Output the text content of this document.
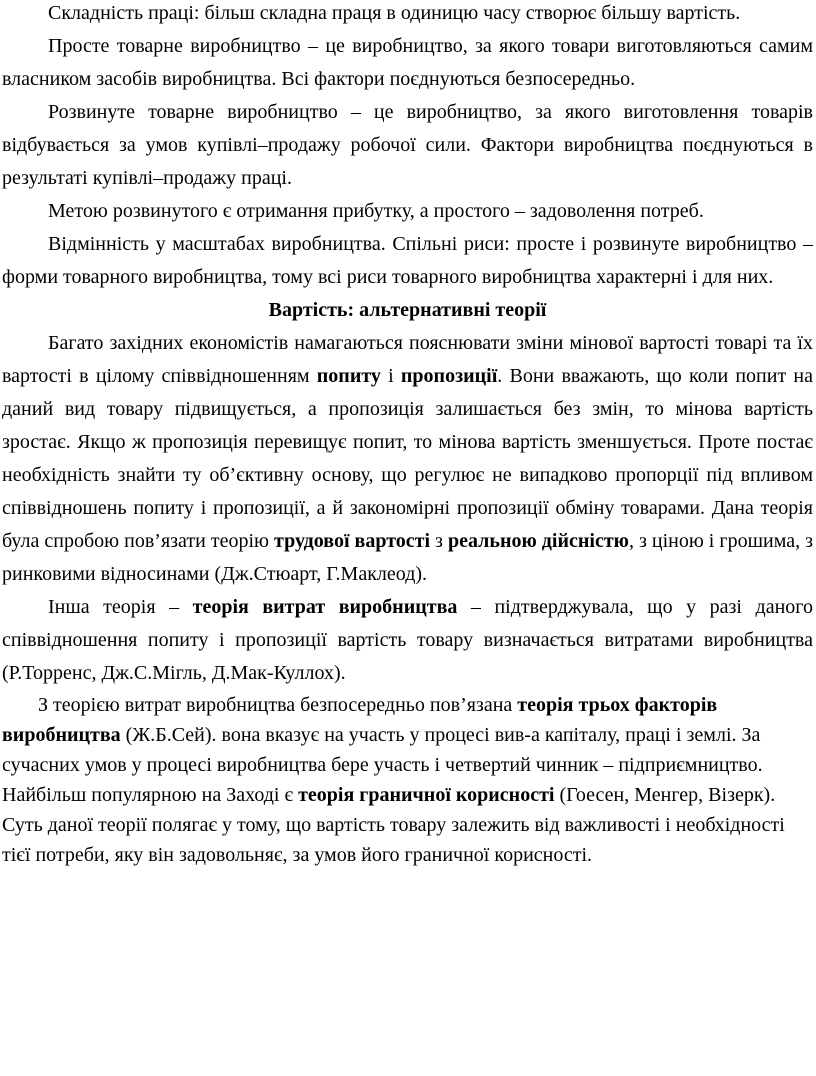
Складність праці: більш складна праця в одиницю часу створює більшу вартість.

Просте товарне виробництво – це виробництво, за якого товари виготовляються самим власником засобів виробництва. Всі фактори поєднуються безпосередньо.

Розвинуте товарне виробництво – це виробництво, за якого виготовлення товарів відбувається за умов купівлі–продажу робочої сили. Фактори виробництва поєднуються в результаті купівлі–продажу праці.

Метою розвинутого є отримання прибутку, а простого – задоволення потреб.

Відмінність у масштабах виробництва. Спільні риси: просте і розвинуте виробництво – форми товарного виробництва, тому всі риси товарного виробництва характерні і для них.

Вартість: альтернативні теорії

Багато західних економістів намагаються пояснювати зміни мінової вартості товарі та їх вартості в цілому співвідношенням попиту і пропозиції. Вони вважають, що коли попит на даний вид товару підвищується, а пропозиція залишається без змін, то мінова вартість зростає. Якщо ж пропозиція перевищує попит, то мінова вартість зменшується. Проте постає необхідність знайти ту об’єктивну основу, що регулює не випадково пропорції під впливом співвідношень попиту і пропозиції, а й закономірні пропозиції обміну товарами. Дана теорія була спробою пов’язати теорію трудової вартості з реальною дійсністю, з ціною і грошима, з ринковими відносинами (Дж.Стюарт, Г.Маклеод).

Інша теорія – теорія витрат виробництва – підтверджувала, що у разі даного співвідношення попиту і пропозиції вартість товару визначається витратами виробництва (Р.Торренс, Дж.С.Мігль, Д.Мак-Куллох).

З теорією витрат виробництва безпосередньо пов’язана теорія трьох факторів виробництва (Ж.Б.Сей). вона вказує на участь у процесі вив-а капіталу, праці і землі. За сучасних умов у процесі виробництва бере участь і четвертий чинник – підприємництво. Найбільш популярною на Заході є теорія граничної корисності (Гоесен, Менгер, Візерк). Суть даної теорії полягає у тому, що вартість товару залежить від важливості і необхідності тієї потреби, яку він задовольняє, за умов його граничної корисності.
..........
**Your objective**:
Above are the records; reproduce them exactly and leave out the pictures.

**Output**:
Output the text content of this document.
Складність праці: більш складна праця в одиницю часу створює більшу вартість.

Просте товарне виробництво – це виробництво, за якого товари виготовляються самим власником засобів виробництва. Всі фактори поєднуються безпосередньо.

Розвинуте товарне виробництво – це виробництво, за якого виготовлення товарів відбувається за умов купівлі–продажу робочої сили. Фактори виробництва поєднуються в результаті купівлі–продажу праці.

Метою розвинутого є отримання прибутку, а простого – задоволення потреб.

Відмінність у масштабах виробництва. Спільні риси: просте і розвинуте виробництво – форми товарного виробництва, тому всі риси товарного виробництва характерні і для них.

Вартість: альтернативні теорії

Багато західних економістів намагаються пояснювати зміни мінової вартості товарі та їх вартості в цілому співвідношенням попиту і пропозиції. Вони вважають, що коли попит на даний вид товару підвищується, а пропозиція залишається без змін, то мінова вартість зростає. Якщо ж пропозиція перевищує попит, то мінова вартість зменшується. Проте постає необхідність знайти ту об’єктивну основу, що регулює не випадково пропорції під впливом співвідношень попиту і пропозиції, а й закономірні пропозиції обміну товарами. Дана теорія була спробою пов’язати теорію трудової вартості з реальною дійсністю, з ціною і грошима, з ринковими відносинами (Дж.Стюарт, Г.Маклеод).

Інша теорія – теорія витрат виробництва – підтверджувала, що у разі даного співвідношення попиту і пропозиції вартість товару визначається витратами виробництва (Р.Торренс, Дж.С.Мігль, Д.Мак-Куллох).

З теорією витрат виробництва безпосередньо пов’язана теорія трьох факторів виробництва (Ж.Б.Сей). вона вказує на участь у процесі вив-а капіталу, праці і землі. За сучасних умов у процесі виробництва бере участь і четвертий чинник – підприємництво. Найбільш популярною на Заході є теорія граничної корисності (Гоесен, Менгер, Візерк). Суть даної теорії полягає у тому, що вартість товару залежить від важливості і необхідності тієї потреби, яку він задовольняє, за умов його граничної корисності.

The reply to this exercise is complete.